■ WHAT IS REQUIRED ■
Return the lines below that carry the word "cells".

Records from a collection of figures:

Segment Open

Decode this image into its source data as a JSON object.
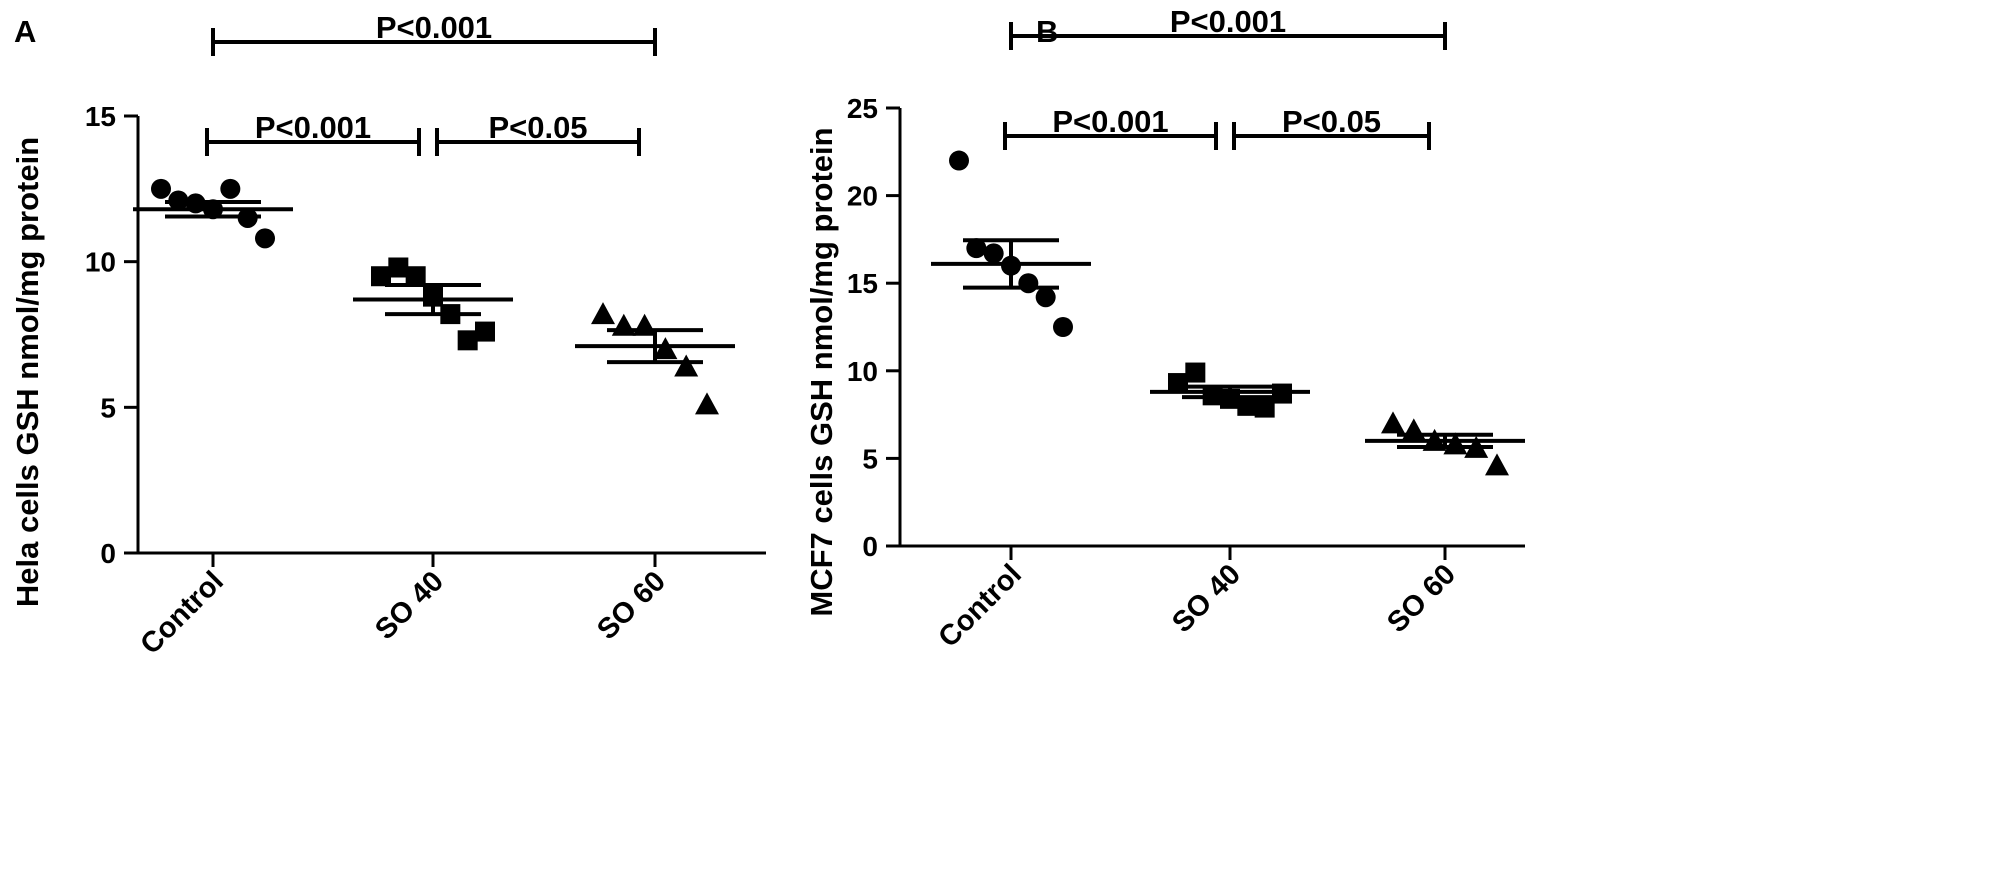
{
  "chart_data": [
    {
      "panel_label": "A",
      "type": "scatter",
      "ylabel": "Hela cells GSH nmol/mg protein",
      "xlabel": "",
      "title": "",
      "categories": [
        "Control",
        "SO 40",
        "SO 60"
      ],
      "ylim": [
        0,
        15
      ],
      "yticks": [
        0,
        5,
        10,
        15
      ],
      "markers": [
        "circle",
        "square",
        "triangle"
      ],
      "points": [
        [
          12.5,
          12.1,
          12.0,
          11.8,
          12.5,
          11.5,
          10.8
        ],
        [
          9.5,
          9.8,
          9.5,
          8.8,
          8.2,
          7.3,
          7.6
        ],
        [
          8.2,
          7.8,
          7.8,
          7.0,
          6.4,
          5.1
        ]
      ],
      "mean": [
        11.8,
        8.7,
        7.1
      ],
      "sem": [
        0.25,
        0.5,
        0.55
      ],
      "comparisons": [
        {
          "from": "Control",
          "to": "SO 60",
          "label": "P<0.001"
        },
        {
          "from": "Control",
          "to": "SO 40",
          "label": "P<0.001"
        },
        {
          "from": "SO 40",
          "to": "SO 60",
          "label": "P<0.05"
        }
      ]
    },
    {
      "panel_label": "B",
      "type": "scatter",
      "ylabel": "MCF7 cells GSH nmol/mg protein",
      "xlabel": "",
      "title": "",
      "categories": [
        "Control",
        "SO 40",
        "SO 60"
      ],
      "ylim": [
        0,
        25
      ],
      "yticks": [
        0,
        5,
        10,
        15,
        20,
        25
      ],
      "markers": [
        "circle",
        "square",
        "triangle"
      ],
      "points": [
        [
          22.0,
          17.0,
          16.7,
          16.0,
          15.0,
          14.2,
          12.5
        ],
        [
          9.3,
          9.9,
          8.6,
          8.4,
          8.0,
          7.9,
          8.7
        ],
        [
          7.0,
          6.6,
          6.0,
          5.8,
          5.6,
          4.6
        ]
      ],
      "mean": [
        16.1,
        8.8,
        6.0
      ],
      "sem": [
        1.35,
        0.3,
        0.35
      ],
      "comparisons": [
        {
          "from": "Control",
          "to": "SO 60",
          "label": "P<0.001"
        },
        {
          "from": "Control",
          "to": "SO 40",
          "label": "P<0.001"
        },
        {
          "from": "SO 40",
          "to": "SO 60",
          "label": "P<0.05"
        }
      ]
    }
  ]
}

Segment Closed

■ YOUR RESPONSE ■
      "ylabel": "Hela cells GSH nmol/mg protein",
      "ylabel": "MCF7 cells GSH nmol/mg protein",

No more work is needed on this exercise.